## The problem
Gather from the material every line that contains the string "Ruta".

[Data listing]
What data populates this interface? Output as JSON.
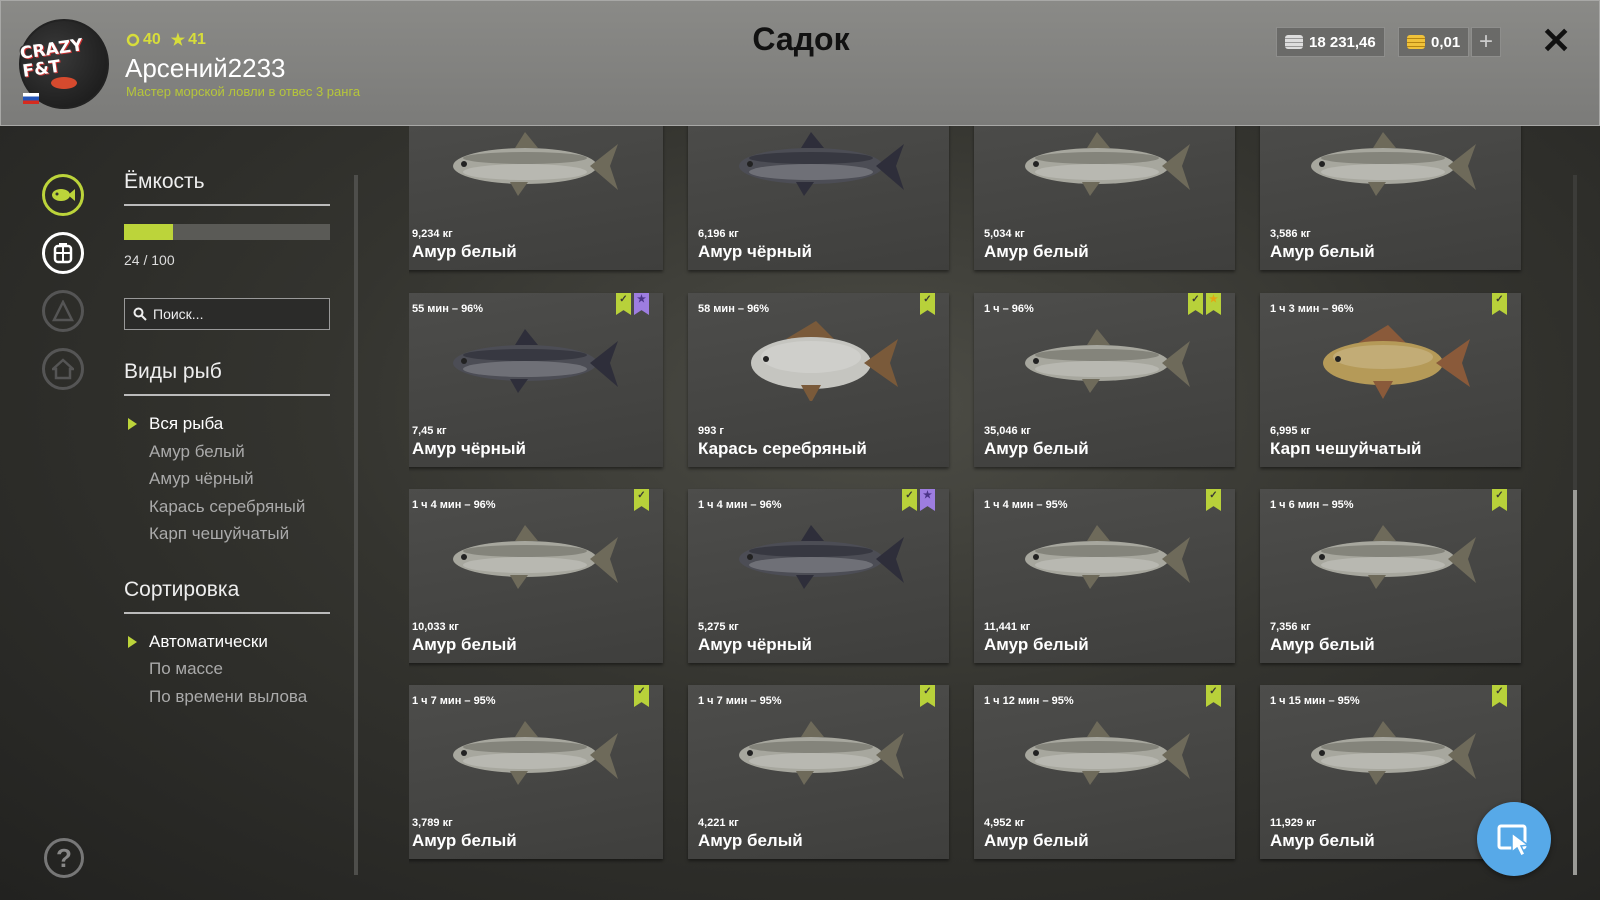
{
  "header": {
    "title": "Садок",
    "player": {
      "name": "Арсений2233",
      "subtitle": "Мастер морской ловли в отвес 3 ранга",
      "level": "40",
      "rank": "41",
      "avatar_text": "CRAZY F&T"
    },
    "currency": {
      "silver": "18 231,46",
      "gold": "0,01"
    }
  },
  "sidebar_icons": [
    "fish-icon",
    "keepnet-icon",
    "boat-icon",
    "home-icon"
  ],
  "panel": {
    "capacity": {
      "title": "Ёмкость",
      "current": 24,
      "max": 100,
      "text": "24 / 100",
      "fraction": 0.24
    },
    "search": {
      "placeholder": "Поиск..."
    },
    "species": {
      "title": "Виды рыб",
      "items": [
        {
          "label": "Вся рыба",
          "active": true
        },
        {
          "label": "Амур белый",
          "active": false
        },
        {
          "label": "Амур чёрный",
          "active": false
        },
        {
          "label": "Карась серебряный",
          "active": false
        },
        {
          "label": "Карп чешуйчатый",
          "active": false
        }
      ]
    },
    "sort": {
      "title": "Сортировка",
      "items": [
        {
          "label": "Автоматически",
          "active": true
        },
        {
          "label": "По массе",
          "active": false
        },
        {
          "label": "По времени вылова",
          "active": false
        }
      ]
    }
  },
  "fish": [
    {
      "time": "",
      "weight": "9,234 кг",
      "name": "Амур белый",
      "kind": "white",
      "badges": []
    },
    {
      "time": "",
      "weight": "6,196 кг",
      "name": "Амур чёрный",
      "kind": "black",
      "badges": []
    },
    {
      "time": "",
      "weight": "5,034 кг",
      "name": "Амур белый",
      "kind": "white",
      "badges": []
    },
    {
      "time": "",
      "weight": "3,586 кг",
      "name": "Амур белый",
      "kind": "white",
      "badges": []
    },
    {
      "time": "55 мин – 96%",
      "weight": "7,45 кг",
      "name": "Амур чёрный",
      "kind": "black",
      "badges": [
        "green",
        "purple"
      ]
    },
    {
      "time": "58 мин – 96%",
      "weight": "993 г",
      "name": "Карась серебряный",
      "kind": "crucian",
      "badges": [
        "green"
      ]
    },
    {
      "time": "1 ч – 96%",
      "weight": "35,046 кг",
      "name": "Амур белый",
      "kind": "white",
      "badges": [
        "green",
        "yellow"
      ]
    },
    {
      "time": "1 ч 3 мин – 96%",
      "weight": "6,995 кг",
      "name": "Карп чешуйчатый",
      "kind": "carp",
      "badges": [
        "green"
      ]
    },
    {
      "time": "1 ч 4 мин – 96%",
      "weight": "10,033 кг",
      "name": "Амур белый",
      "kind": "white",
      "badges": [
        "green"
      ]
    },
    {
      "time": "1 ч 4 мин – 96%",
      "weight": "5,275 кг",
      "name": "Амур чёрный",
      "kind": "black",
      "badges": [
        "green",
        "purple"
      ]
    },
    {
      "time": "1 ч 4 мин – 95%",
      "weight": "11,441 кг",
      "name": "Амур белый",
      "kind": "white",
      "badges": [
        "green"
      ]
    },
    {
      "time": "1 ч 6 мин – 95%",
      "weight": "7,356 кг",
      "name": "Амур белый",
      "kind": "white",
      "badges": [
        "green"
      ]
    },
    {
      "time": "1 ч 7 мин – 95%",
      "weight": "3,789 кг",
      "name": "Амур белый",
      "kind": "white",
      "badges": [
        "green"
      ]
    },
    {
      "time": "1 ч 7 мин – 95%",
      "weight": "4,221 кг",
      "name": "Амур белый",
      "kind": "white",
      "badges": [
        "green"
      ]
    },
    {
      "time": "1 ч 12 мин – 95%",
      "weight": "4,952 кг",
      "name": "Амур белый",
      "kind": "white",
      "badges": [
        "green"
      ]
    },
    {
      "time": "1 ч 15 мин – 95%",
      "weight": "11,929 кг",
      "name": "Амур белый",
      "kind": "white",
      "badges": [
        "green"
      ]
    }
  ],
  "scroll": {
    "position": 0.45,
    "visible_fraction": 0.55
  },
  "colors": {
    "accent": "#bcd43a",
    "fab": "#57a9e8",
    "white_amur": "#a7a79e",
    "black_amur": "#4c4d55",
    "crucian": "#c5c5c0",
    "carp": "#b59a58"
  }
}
--
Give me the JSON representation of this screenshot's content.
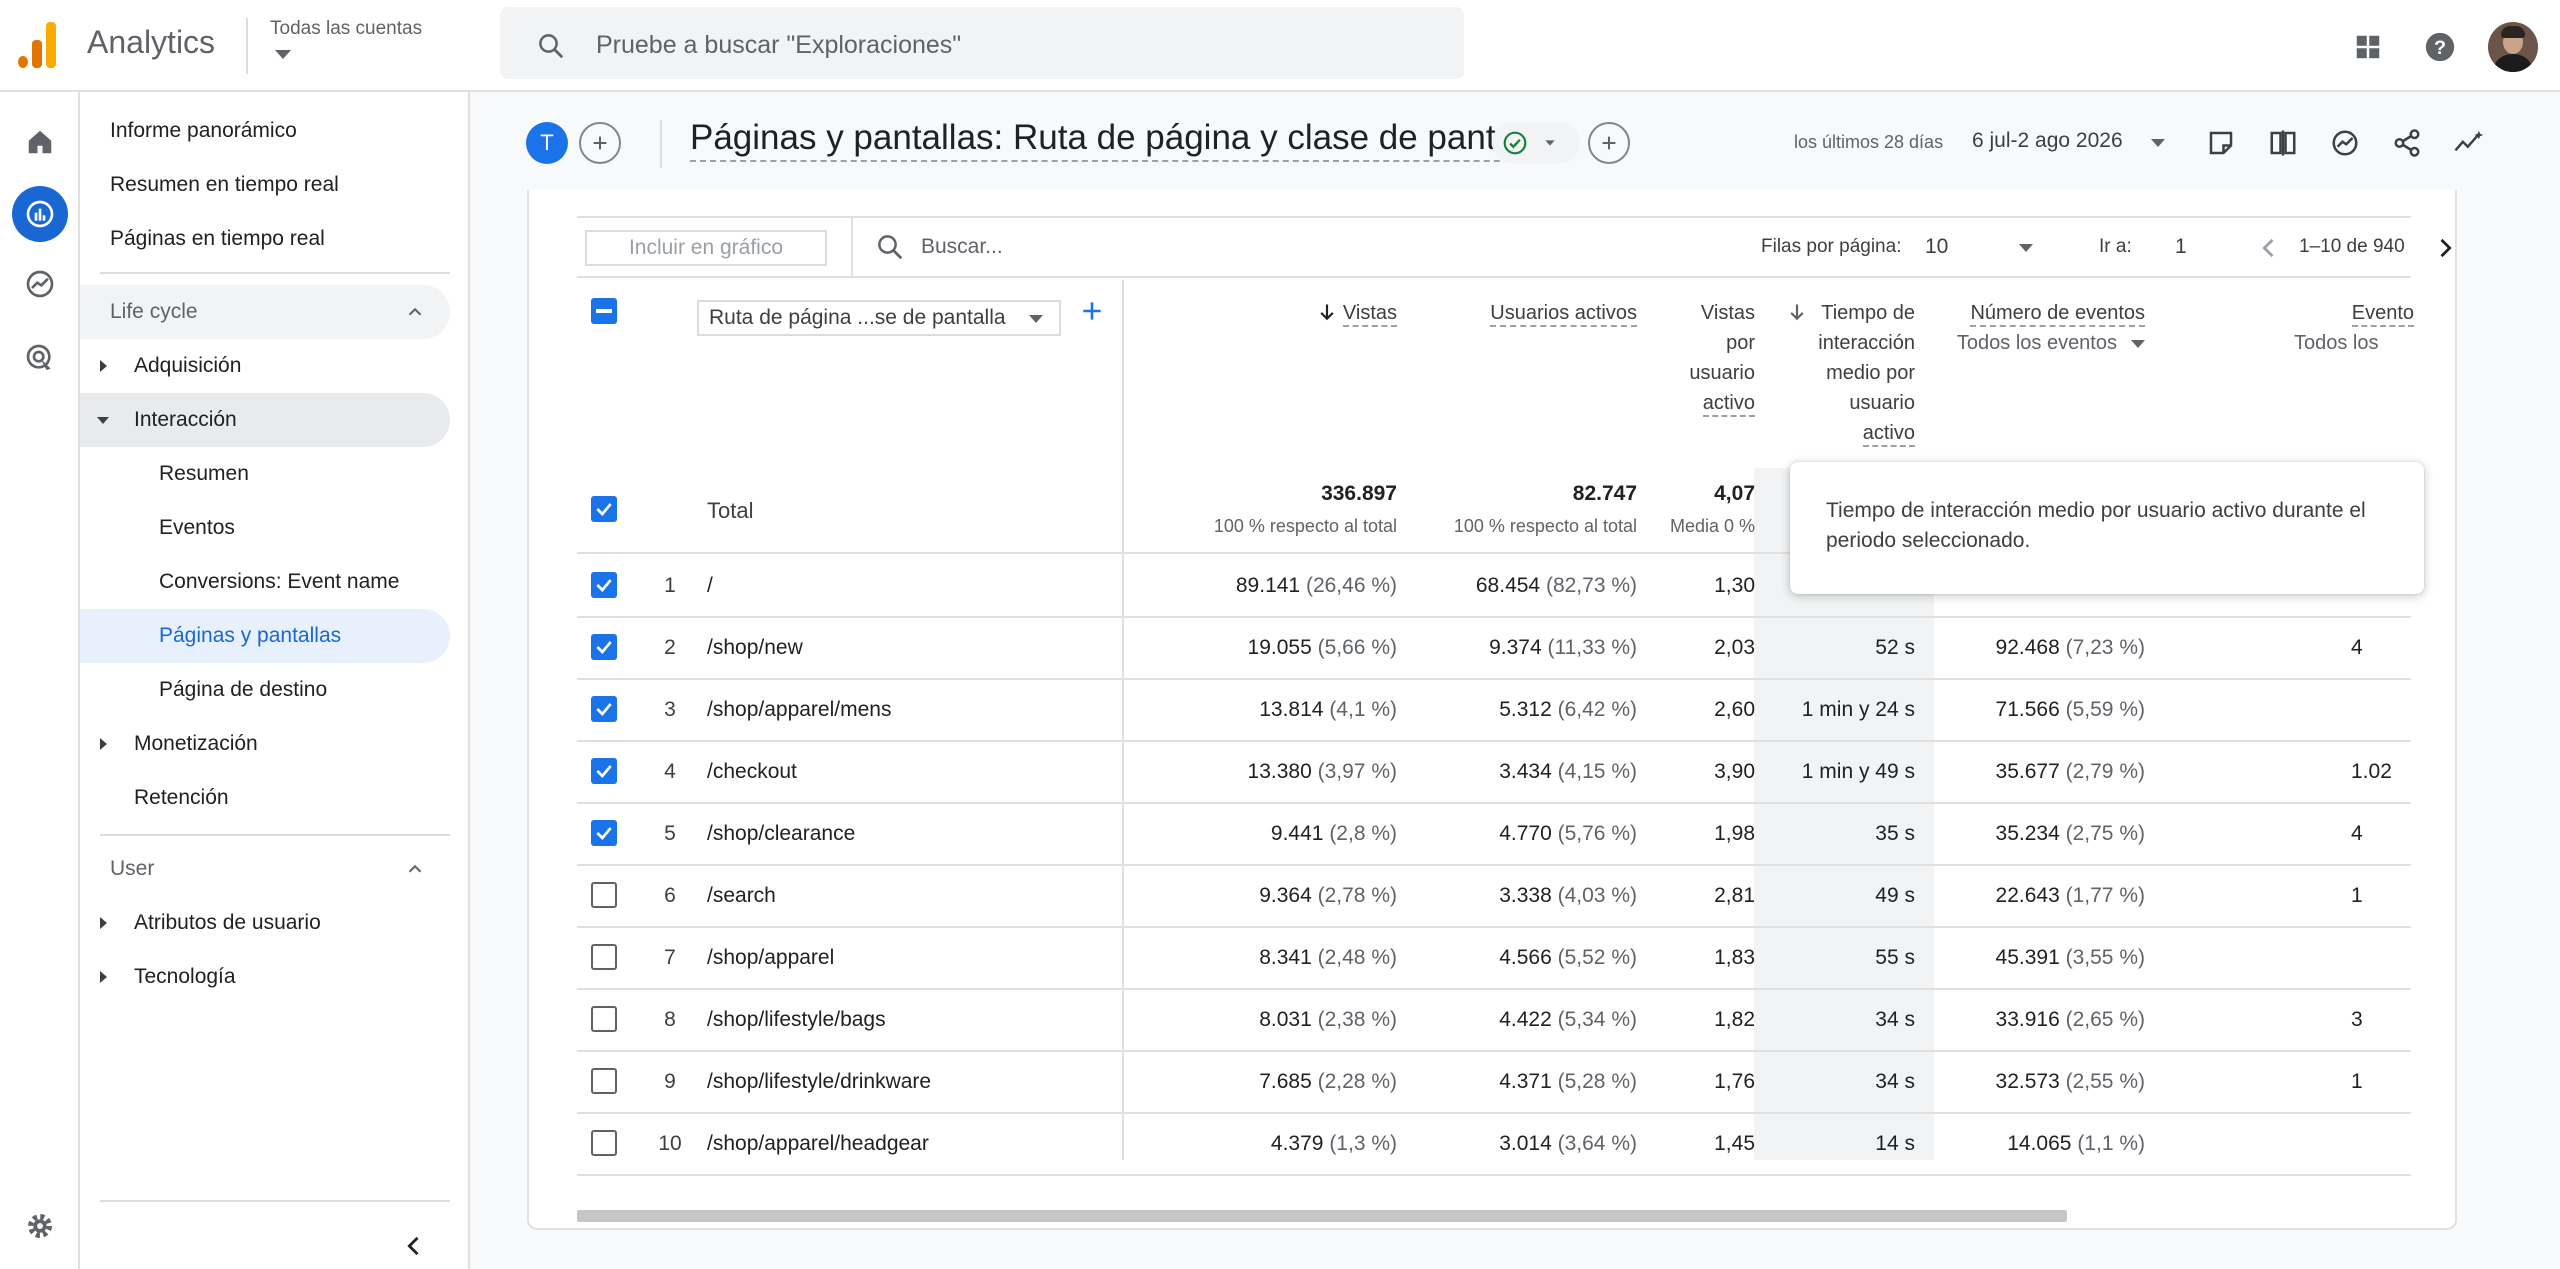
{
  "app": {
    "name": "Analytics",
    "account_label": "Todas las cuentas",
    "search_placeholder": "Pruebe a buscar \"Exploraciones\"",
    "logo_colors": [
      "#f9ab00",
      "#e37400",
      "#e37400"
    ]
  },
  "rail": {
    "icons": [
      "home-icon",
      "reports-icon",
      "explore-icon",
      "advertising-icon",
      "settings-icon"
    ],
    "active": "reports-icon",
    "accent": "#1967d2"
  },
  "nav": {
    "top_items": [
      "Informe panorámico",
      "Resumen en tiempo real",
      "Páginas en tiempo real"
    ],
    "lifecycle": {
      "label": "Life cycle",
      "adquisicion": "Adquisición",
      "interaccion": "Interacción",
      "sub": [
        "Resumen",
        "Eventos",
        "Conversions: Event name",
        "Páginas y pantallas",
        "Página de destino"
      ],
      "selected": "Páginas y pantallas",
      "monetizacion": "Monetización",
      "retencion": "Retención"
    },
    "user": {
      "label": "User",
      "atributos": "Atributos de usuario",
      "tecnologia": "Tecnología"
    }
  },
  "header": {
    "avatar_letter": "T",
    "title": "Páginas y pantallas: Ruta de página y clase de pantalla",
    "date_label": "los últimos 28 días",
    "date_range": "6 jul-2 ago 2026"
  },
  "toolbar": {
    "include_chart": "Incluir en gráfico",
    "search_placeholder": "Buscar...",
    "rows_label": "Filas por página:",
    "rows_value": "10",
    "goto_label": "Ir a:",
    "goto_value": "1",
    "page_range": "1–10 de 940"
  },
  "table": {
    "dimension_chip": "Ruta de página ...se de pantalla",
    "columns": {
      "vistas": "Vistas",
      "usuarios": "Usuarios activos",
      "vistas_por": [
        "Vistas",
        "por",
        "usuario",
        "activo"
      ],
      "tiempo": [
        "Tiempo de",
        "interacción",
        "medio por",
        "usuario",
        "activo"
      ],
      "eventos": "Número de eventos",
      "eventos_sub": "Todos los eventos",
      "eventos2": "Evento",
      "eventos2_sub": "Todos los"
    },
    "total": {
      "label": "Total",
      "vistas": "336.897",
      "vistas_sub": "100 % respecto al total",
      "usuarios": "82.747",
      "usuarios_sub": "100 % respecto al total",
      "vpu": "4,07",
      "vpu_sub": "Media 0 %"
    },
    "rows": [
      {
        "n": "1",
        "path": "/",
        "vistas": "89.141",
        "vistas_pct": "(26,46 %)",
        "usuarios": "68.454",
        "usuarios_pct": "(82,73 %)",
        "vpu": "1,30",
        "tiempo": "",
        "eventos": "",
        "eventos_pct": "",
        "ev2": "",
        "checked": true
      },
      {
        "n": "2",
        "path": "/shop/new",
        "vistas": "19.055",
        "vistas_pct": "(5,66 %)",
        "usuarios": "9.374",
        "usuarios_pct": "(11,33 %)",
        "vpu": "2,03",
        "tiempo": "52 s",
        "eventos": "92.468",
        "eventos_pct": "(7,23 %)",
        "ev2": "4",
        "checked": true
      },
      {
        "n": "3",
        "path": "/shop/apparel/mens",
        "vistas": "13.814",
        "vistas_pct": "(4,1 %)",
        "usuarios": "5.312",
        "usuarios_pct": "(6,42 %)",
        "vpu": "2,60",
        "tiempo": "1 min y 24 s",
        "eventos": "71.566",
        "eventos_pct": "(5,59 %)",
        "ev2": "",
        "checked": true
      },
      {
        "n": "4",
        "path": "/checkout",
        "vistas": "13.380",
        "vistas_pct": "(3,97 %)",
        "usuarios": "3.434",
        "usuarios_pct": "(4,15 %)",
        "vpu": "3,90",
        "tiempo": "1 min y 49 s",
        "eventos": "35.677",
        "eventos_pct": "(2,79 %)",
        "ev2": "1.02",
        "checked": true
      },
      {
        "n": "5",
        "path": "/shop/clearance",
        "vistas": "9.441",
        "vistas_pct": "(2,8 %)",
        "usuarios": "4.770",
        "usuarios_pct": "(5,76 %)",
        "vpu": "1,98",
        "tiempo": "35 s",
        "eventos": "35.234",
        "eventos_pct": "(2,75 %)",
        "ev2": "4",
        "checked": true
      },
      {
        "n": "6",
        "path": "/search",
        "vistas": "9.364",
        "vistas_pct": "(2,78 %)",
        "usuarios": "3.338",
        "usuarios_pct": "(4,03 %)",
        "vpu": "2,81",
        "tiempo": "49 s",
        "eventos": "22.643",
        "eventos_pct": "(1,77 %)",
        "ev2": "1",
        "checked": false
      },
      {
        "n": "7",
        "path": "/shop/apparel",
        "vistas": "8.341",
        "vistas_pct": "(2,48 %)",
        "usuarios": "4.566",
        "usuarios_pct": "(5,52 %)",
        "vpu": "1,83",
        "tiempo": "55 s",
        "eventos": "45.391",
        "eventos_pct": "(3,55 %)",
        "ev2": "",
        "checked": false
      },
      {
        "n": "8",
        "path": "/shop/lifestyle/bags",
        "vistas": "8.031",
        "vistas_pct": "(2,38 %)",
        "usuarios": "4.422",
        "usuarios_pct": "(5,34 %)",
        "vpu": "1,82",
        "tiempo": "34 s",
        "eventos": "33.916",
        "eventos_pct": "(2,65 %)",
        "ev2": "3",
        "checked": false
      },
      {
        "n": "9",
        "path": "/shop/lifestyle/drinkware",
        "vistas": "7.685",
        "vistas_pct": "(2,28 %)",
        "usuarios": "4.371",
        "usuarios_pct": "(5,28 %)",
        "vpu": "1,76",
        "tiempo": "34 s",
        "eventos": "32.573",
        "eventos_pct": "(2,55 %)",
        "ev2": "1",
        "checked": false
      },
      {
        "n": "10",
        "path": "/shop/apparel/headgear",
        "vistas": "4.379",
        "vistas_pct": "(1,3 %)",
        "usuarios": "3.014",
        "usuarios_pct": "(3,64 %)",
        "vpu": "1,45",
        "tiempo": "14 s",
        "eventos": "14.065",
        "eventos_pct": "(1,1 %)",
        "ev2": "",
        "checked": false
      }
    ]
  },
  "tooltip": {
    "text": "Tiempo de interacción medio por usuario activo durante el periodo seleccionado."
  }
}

## Full answer
    "title": "Páginas y pantallas: Ruta de página y clase de pantalla",
    "dimension_chip": "Ruta de página ...se de pantalla",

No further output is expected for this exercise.